Do this >>
Output each entry verbatim and exclude every picture from it.

[Data records]
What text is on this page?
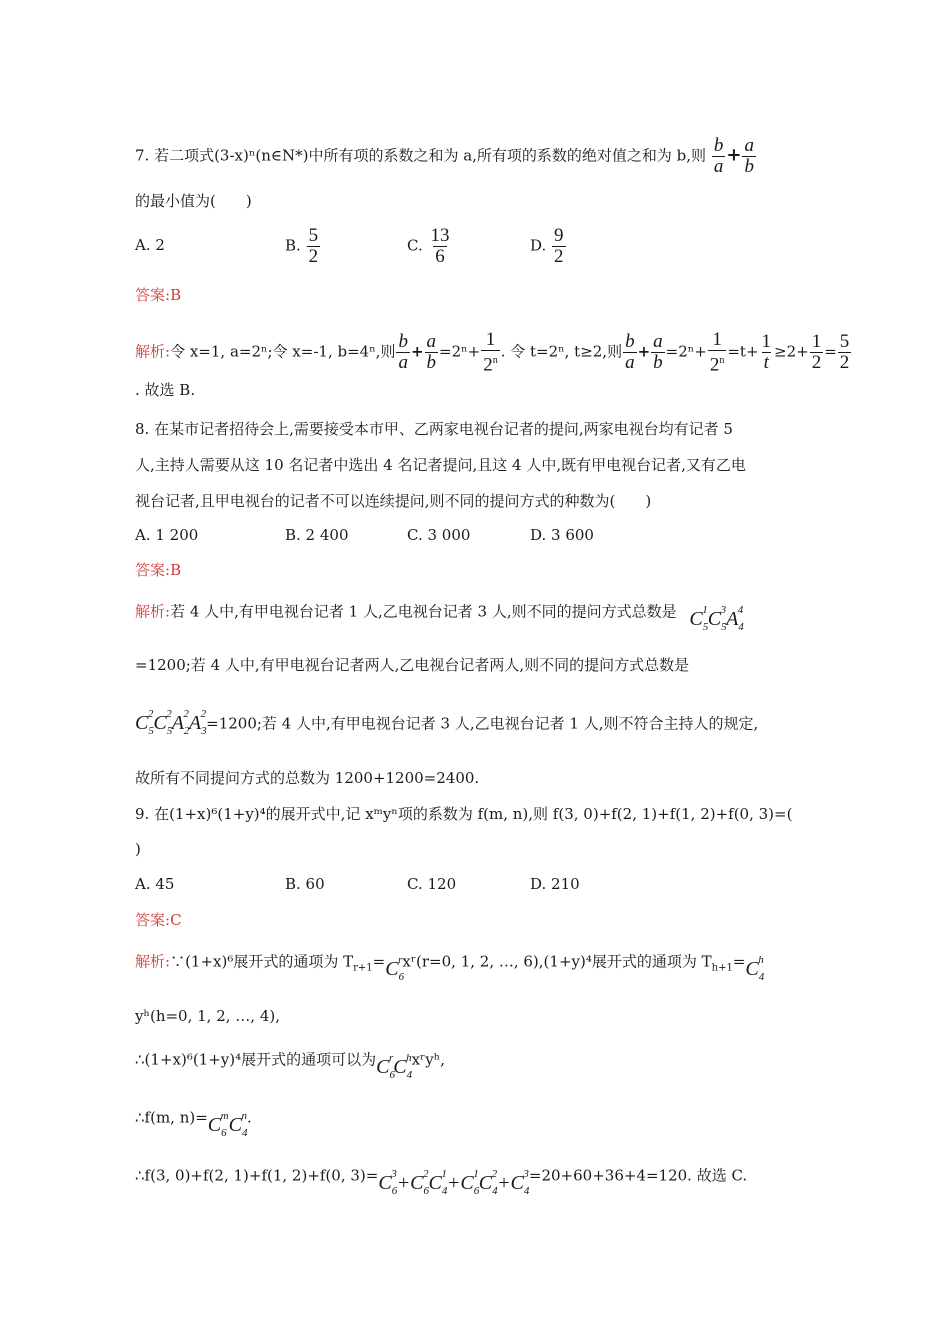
7. 若二项式(3-x)ⁿ(n∈N*)中所有项的系数之和为 a,所有项的系数的绝对值之和为 b,则 $\frac{b}{a} + \frac{a}{b}$
的最小值为(　　)
A. 2	B. $\frac{5}{2}$	C. $\frac{13}{6}$	D. $\frac{9}{2}$
答案:B
解析:令 x=1, a=2ⁿ;令 x=-1, b=4ⁿ,则 $\frac{b}{a} + \frac{a}{b} =2^n+ \frac{1}{2^n}$ . 令 t=2ⁿ, t≥2,则 $\frac{b}{a} + \frac{a}{b} =2^n+ \frac{1}{2^n} =t+ \frac{1}{t} \ge 2+ \frac{1}{2} = \frac{5}{2}$
. 故选 B.
8. 在某市记者招待会上,需要接受本市甲、乙两家电视台记者的提问,两家电视台均有记者 5
人,主持人需要从这 10 名记者中选出 4 名记者提问,且这 4 人中,既有甲电视台记者,又有乙电
视台记者,且甲电视台的记者不可以连续提问,则不同的提问方式的种数为(　　)
A. 1 200	B. 2 400	C. 3 000	D. 3 600
答案:B
解析:若 4 人中,有甲电视台记者 1 人,乙电视台记者 3 人,则不同的提问方式总数是 $C_5^1C_5^3A_4^4$
=1200;若 4 人中,有甲电视台记者两人,乙电视台记者两人,则不同的提问方式总数是
$C_5^2C_5^2A_2^2A_3^2=1200$;若 4 人中,有甲电视台记者 3 人,乙电视台记者 1 人,则不符合主持人的规定,
故所有不同提问方式的总数为 1200+1200=2400.
9. 在(1+x)⁶(1+y)⁴的展开式中,记 xᵐyⁿ项的系数为 f(m, n),则 f(3, 0)+f(2, 1)+f(1, 2)+f(0, 3)=(
)
A. 45	B. 60	C. 120	D. 210
答案:C
解析:∵(1+x)⁶展开式的通项为 $T_{r+1}=C_6^rxʳ(r=0$, 1, 2, …, 6),(1+y)⁴展开式的通项为 $T_{h+1}=C_4^h$
yʰ(h=0, 1, 2, …, 4),
∴(1+x)⁶(1+y)⁴展开式的通项可以为$C_6^rC_4^hxʳyʰ$,
∴f(m, $n)=C_6^mC_4^n$.
∴f(3, 0)+f(2, 1)+f(1, 2)+f(0, $3)=C_6^3+C_6^2C_4^1+C_6^1C_4^2+C_4^3=20+60+36+4=120$. 故选 C.
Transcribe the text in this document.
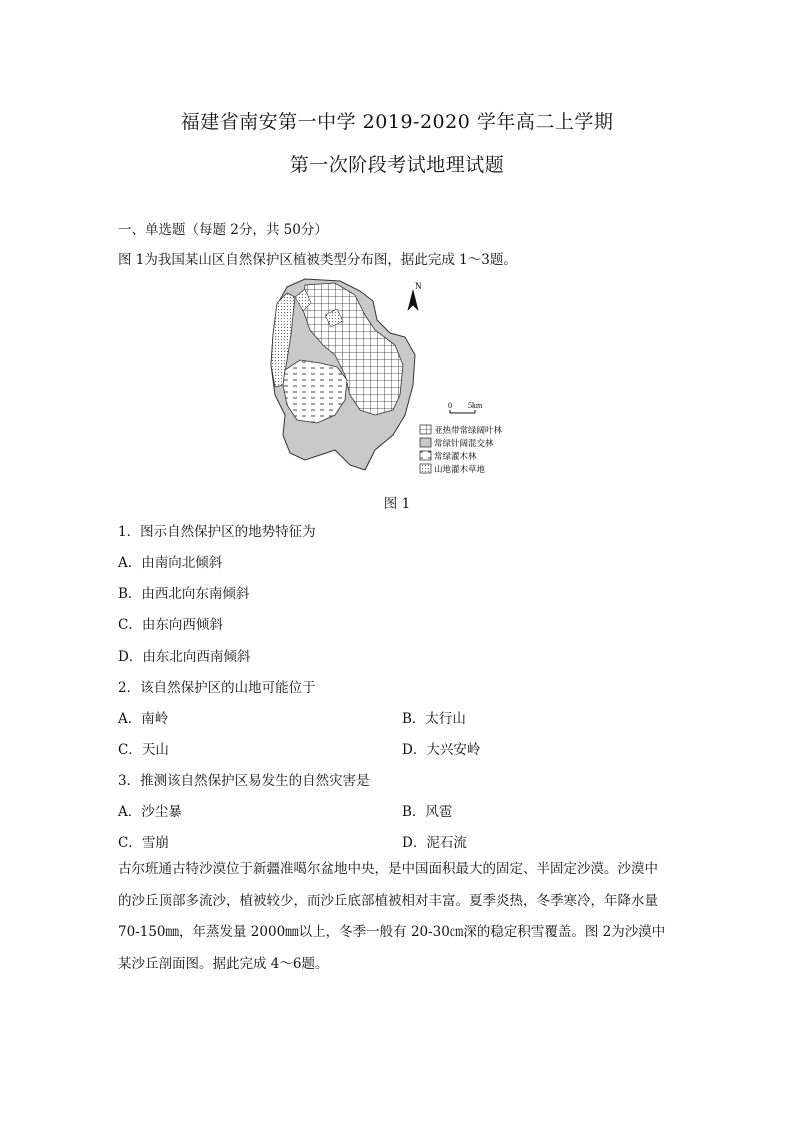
福建省南安第一中学 2019-2020 学年高二上学期
第一次阶段考试地理试题
一、单选题（每题 2分，共 50分）
图 1为我国某山区自然保护区植被类型分布图，据此完成 1～3题。
N
0 5km
亚热带常绿阔叶林
常绿针阔混交林
常绿灌木林
山地灌木草地
图 1
1．图示自然保护区的地势特征为
A．由南向北倾斜
B．由西北向东南倾斜
C．由东向西倾斜
D．由东北向西南倾斜
2．该自然保护区的山地可能位于
A．南岭	B．太行山
C．天山	D．大兴安岭
3．推测该自然保护区易发生的自然灾害是
A．沙尘暴	B．风雹
C．雪崩	D．泥石流
古尔班通古特沙漠位于新疆准噶尔盆地中央，是中国面积最大的固定、半固定沙漠。沙漠中
的沙丘顶部多流沙，植被较少，而沙丘底部植被相对丰富。夏季炎热，冬季寒冷，年降水量
70-150㎜，年蒸发量 2000㎜以上，冬季一般有 20-30㎝深的稳定积雪覆盖。图 2为沙漠中
某沙丘剖面图。据此完成 4～6题。
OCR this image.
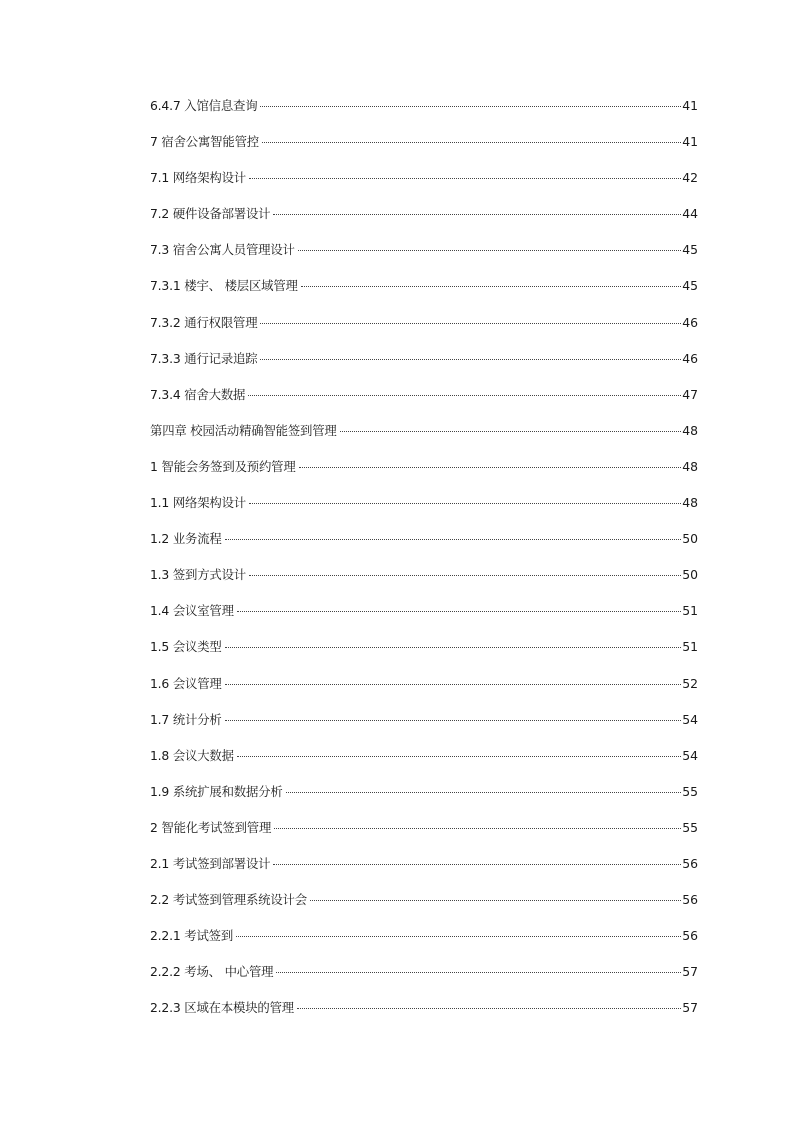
6.4.7 入馆信息查询	41
7 宿舍公寓智能管控	41
7.1 网络架构设计	42
7.2 硬件设备部署设计	44
7.3 宿舍公寓人员管理设计	45
7.3.1 楼宇、 楼层区域管理	45
7.3.2 通行权限管理	46
7.3.3 通行记录追踪	46
7.3.4 宿舍大数据	47
第四章 校园活动精确智能签到管理	48
1 智能会务签到及预约管理	48
1.1 网络架构设计	48
1.2 业务流程	50
1.3 签到方式设计	50
1.4 会议室管理	51
1.5 会议类型	51
1.6 会议管理	52
1.7 统计分析	54
1.8 会议大数据	54
1.9 系统扩展和数据分析	55
2 智能化考试签到管理	55
2.1 考试签到部署设计	56
2.2 考试签到管理系统设计会	56
2.2.1 考试签到	56
2.2.2 考场、 中心管理	57
2.2.3 区域在本模块的管理	57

Correct result >>
What text is on this page?
7. 若二项式(3-x)ⁿ(n∈N*)中所有项的系数之和为 a,所有项的系数的绝对值之和为 b,则 $\frac{b}{a} + \frac{a}{b}$
的最小值为(　　)
A. 2	B. $\frac{5}{2}$	C. $\frac{13}{6}$	D. $\frac{9}{2}$
答案:B
解析:令 x=1, a=2ⁿ;令 x=-1, b=4ⁿ,则 $\frac{b}{a} + \frac{a}{b} =2^n+ \frac{1}{2^n}$ . 令 t=2ⁿ, t≥2,则 $\frac{b}{a} + \frac{a}{b} =2^n+ \frac{1}{2^n} =t+ \frac{1}{t} \ge 2+ \frac{1}{2} = \frac{5}{2}$
. 故选 B.
8. 在某市记者招待会上,需要接受本市甲、乙两家电视台记者的提问,两家电视台均有记者 5
人,主持人需要从这 10 名记者中选出 4 名记者提问,且这 4 人中,既有甲电视台记者,又有乙电
视台记者,且甲电视台的记者不可以连续提问,则不同的提问方式的种数为(　　)
A. 1 200	B. 2 400	C. 3 000	D. 3 600
答案:B
解析:若 4 人中,有甲电视台记者 1 人,乙电视台记者 3 人,则不同的提问方式总数是 $C_5^1C_5^3A_4^4$
=1200;若 4 人中,有甲电视台记者两人,乙电视台记者两人,则不同的提问方式总数是
$C_5^2C_5^2A_2^2A_3^2=1200$;若 4 人中,有甲电视台记者 3 人,乙电视台记者 1 人,则不符合主持人的规定,
故所有不同提问方式的总数为 1200+1200=2400.
9. 在(1+x)⁶(1+y)⁴的展开式中,记 xᵐyⁿ项的系数为 f(m, n),则 f(3, 0)+f(2, 1)+f(1, 2)+f(0, 3)=(
)
A. 45	B. 60	C. 120	D. 210
答案:C
解析:∵(1+x)⁶展开式的通项为 $T_{r+1}=C_6^rxʳ(r=0$, 1, 2, …, 6),(1+y)⁴展开式的通项为 $T_{h+1}=C_4^h$
yʰ(h=0, 1, 2, …, 4),
∴(1+x)⁶(1+y)⁴展开式的通项可以为$C_6^rC_4^hxʳyʰ$,
∴f(m, $n)=C_6^mC_4^n$.
∴f(3, 0)+f(2, 1)+f(1, 2)+f(0, $3)=C_6^3+C_6^2C_4^1+C_6^1C_4^2+C_4^3=20+60+36+4=120$. 故选 C.
Transcribe the text in this document.
福建省南安第一中学 2019-2020 学年高二上学期
第一次阶段考试地理试题
一、单选题（每题 2分，共 50分）
图 1为我国某山区自然保护区植被类型分布图，据此完成 1～3题。
N
0 5km
亚热带常绿阔叶林
常绿针阔混交林
常绿灌木林
山地灌木草地
图 1
1．图示自然保护区的地势特征为
A．由南向北倾斜
B．由西北向东南倾斜
C．由东向西倾斜
D．由东北向西南倾斜
2．该自然保护区的山地可能位于
A．南岭	B．太行山
C．天山	D．大兴安岭
3．推测该自然保护区易发生的自然灾害是
A．沙尘暴	B．风雹
C．雪崩	D．泥石流
古尔班通古特沙漠位于新疆准噶尔盆地中央，是中国面积最大的固定、半固定沙漠。沙漠中
的沙丘顶部多流沙，植被较少，而沙丘底部植被相对丰富。夏季炎热，冬季寒冷，年降水量
70-150㎜，年蒸发量 2000㎜以上，冬季一般有 20-30㎝深的稳定积雪覆盖。图 2为沙漠中
某沙丘剖面图。据此完成 4～6题。
OCR this image.
6.4.7 入馆信息查询	41
7 宿舍公寓智能管控	41
7.1 网络架构设计	42
7.2 硬件设备部署设计	44
7.3 宿舍公寓人员管理设计	45
7.3.1 楼宇、 楼层区域管理	45
7.3.2 通行权限管理	46
7.3.3 通行记录追踪	46
7.3.4 宿舍大数据	47
第四章 校园活动精确智能签到管理	48
1 智能会务签到及预约管理	48
1.1 网络架构设计	48
1.2 业务流程	50
1.3 签到方式设计	50
1.4 会议室管理	51
1.5 会议类型	51
1.6 会议管理	52
1.7 统计分析	54
1.8 会议大数据	54
1.9 系统扩展和数据分析	55
2 智能化考试签到管理	55
2.1 考试签到部署设计	56
2.2 考试签到管理系统设计会	56
2.2.1 考试签到	56
2.2.2 考场、 中心管理	57
2.2.3 区域在本模块的管理	57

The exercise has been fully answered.